EXERCISE AIM
Pictures don't belong in the copy; print all the records exactly.

DATA SHOWN
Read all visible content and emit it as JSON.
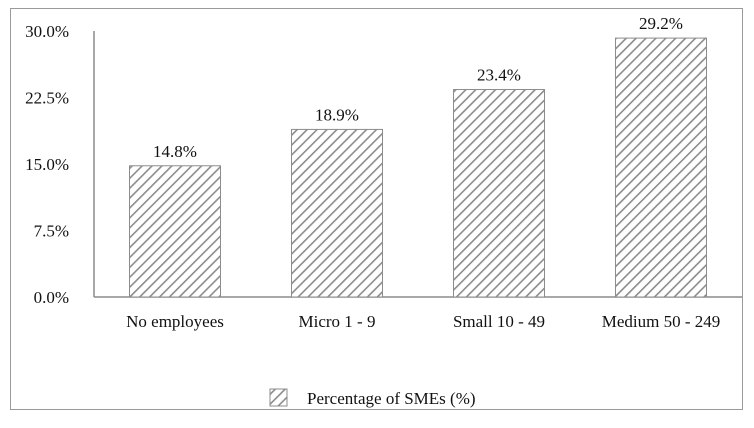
{
  "chart_data": {
    "type": "bar",
    "title": "",
    "xlabel": "",
    "ylabel": "",
    "categories": [
      "No employees",
      "Micro 1 - 9",
      "Small 10 - 49",
      "Medium 50 - 249"
    ],
    "series": [
      {
        "name": "Percentage of SMEs (%)",
        "values": [
          14.8,
          18.9,
          23.4,
          29.2
        ],
        "data_labels": [
          "14.8%",
          "18.9%",
          "23.4%",
          "29.2%"
        ],
        "fill": "hatched",
        "color": "#8c8c8c"
      }
    ],
    "ylim": [
      0,
      30
    ],
    "yticks": [
      0,
      7.5,
      15,
      22.5,
      30
    ],
    "ytick_labels": [
      "0.0%",
      "7.5%",
      "15.0%",
      "22.5%",
      "30.0%"
    ],
    "grid": false,
    "legend": "bottom-center"
  }
}
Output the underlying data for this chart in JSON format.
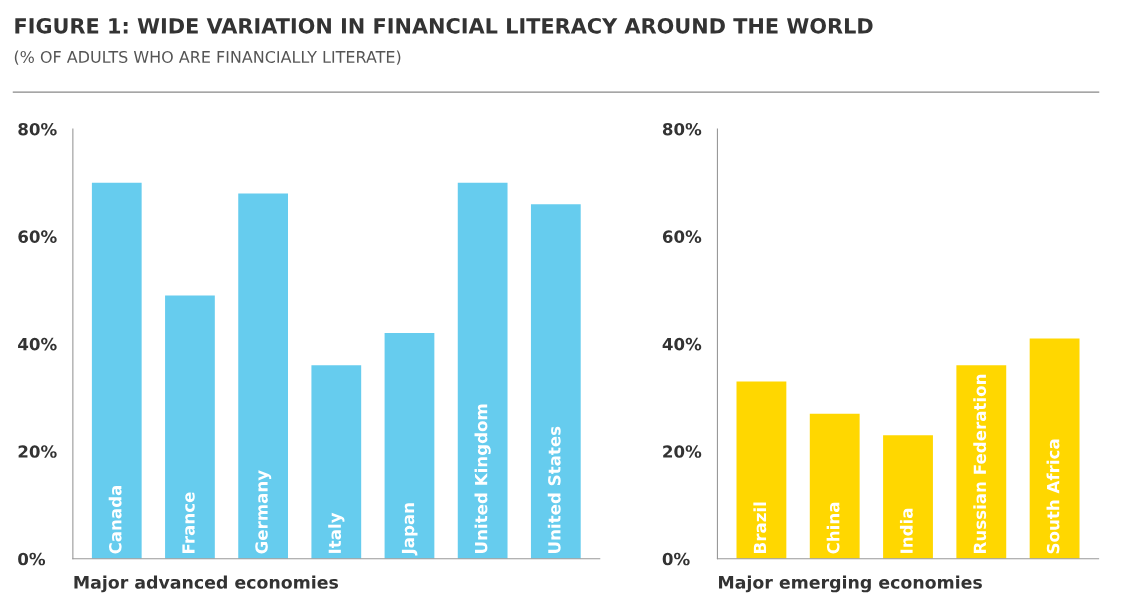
{
  "chart_data": [
    {
      "type": "bar",
      "title": "FIGURE 1: WIDE VARIATION IN FINANCIAL LITERACY AROUND THE WORLD",
      "subtitle": "(% OF ADULTS WHO ARE FINANCIALLY LITERATE)",
      "xlabel": "Major advanced economies",
      "categories": [
        "Canada",
        "France",
        "Germany",
        "Italy",
        "Japan",
        "United Kingdom",
        "United States"
      ],
      "values": [
        70,
        49,
        68,
        36,
        42,
        70,
        66
      ],
      "color": "#66ccee",
      "ylim": [
        0,
        80
      ],
      "yticks": [
        {
          "value": 0,
          "label": "0%"
        },
        {
          "value": 20,
          "label": "20%"
        },
        {
          "value": 40,
          "label": "40%"
        },
        {
          "value": 60,
          "label": "60%"
        },
        {
          "value": 80,
          "label": "80%"
        }
      ],
      "grid": false
    },
    {
      "type": "bar",
      "xlabel": "Major emerging economies",
      "categories": [
        "Brazil",
        "China",
        "India",
        "Russian Federation",
        "South Africa"
      ],
      "values": [
        33,
        27,
        23,
        36,
        41
      ],
      "color": "#ffd700",
      "ylim": [
        0,
        80
      ],
      "yticks": [
        {
          "value": 0,
          "label": "0%"
        },
        {
          "value": 20,
          "label": "20%"
        },
        {
          "value": 40,
          "label": "40%"
        },
        {
          "value": 60,
          "label": "60%"
        },
        {
          "value": 80,
          "label": "80%"
        }
      ],
      "grid": false
    }
  ]
}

REPLY
Read all visible content and emit it as JSON.
{
  "chart_data": {
    "type": "bar",
    "title": "",
    "xlabel": "",
    "ylabel": "",
    "categories": [
      "No employees",
      "Micro 1 - 9",
      "Small 10 - 49",
      "Medium 50 - 249"
    ],
    "series": [
      {
        "name": "Percentage of SMEs (%)",
        "values": [
          14.8,
          18.9,
          23.4,
          29.2
        ],
        "data_labels": [
          "14.8%",
          "18.9%",
          "23.4%",
          "29.2%"
        ],
        "fill": "hatched",
        "color": "#8c8c8c"
      }
    ],
    "ylim": [
      0,
      30
    ],
    "yticks": [
      0,
      7.5,
      15,
      22.5,
      30
    ],
    "ytick_labels": [
      "0.0%",
      "7.5%",
      "15.0%",
      "22.5%",
      "30.0%"
    ],
    "grid": false,
    "legend": "bottom-center"
  }
}
Output the underlying data for this chart in JSON format.
{
  "chart_data": [
    {
      "type": "bar",
      "title": "FIGURE 1: WIDE VARIATION IN FINANCIAL LITERACY AROUND THE WORLD",
      "subtitle": "(% OF ADULTS WHO ARE FINANCIALLY LITERATE)",
      "xlabel": "Major advanced economies",
      "categories": [
        "Canada",
        "France",
        "Germany",
        "Italy",
        "Japan",
        "United Kingdom",
        "United States"
      ],
      "values": [
        70,
        49,
        68,
        36,
        42,
        70,
        66
      ],
      "color": "#66ccee",
      "ylim": [
        0,
        80
      ],
      "yticks": [
        {
          "value": 0,
          "label": "0%"
        },
        {
          "value": 20,
          "label": "20%"
        },
        {
          "value": 40,
          "label": "40%"
        },
        {
          "value": 60,
          "label": "60%"
        },
        {
          "value": 80,
          "label": "80%"
        }
      ],
      "grid": false
    },
    {
      "type": "bar",
      "xlabel": "Major emerging economies",
      "categories": [
        "Brazil",
        "China",
        "India",
        "Russian Federation",
        "South Africa"
      ],
      "values": [
        33,
        27,
        23,
        36,
        41
      ],
      "color": "#ffd700",
      "ylim": [
        0,
        80
      ],
      "yticks": [
        {
          "value": 0,
          "label": "0%"
        },
        {
          "value": 20,
          "label": "20%"
        },
        {
          "value": 40,
          "label": "40%"
        },
        {
          "value": 60,
          "label": "60%"
        },
        {
          "value": 80,
          "label": "80%"
        }
      ],
      "grid": false
    }
  ]
}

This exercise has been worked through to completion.